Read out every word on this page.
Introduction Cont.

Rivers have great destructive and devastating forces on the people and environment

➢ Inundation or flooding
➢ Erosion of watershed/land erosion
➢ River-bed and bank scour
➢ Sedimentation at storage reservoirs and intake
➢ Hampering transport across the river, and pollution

- - - - -

Required work ▸ From the records above, extract everything verbatim.

Correct output ▸
Read out every word on this page.
Introduction Cont.

Rivers have great destructive and devastating forces on the people and environment

➢ Inundation or flooding
➢ Erosion of watershed/land erosion
➢ River-bed and bank scour
➢ Sedimentation at storage reservoirs and intake
➢ Hampering transport across the river, and pollution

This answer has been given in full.